In the listing below, find every line containing "Microsoft" and copy it out.

★ ★ ★ ★ ★ ★ ★

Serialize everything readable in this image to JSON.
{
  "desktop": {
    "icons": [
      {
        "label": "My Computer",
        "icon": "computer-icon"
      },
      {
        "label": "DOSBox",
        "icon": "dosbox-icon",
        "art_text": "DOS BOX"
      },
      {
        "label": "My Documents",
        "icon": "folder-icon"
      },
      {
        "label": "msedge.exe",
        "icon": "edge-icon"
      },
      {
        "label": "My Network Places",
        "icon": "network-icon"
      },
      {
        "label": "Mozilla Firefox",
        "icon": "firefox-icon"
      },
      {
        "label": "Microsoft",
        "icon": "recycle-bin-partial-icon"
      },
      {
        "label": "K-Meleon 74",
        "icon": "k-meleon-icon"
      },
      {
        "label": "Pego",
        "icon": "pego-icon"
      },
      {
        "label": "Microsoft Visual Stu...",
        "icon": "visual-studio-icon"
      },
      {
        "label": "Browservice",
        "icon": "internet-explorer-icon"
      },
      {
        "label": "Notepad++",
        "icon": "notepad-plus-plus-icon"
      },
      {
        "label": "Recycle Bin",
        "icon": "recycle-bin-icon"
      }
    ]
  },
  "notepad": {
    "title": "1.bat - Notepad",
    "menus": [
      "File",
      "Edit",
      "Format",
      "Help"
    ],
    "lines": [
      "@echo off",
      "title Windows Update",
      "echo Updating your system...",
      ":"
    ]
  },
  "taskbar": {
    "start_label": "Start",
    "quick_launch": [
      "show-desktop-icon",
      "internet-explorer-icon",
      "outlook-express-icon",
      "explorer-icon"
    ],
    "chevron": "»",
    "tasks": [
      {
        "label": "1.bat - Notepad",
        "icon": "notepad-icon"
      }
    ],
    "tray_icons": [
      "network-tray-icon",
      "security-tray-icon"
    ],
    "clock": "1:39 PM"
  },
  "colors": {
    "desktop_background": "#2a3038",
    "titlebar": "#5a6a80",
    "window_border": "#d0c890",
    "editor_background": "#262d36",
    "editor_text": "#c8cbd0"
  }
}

★ ★ ★ ★ ★ ★ ★

## Result of this exercise
        "label": "Microsoft",
        "label": "Microsoft Visual Stu...",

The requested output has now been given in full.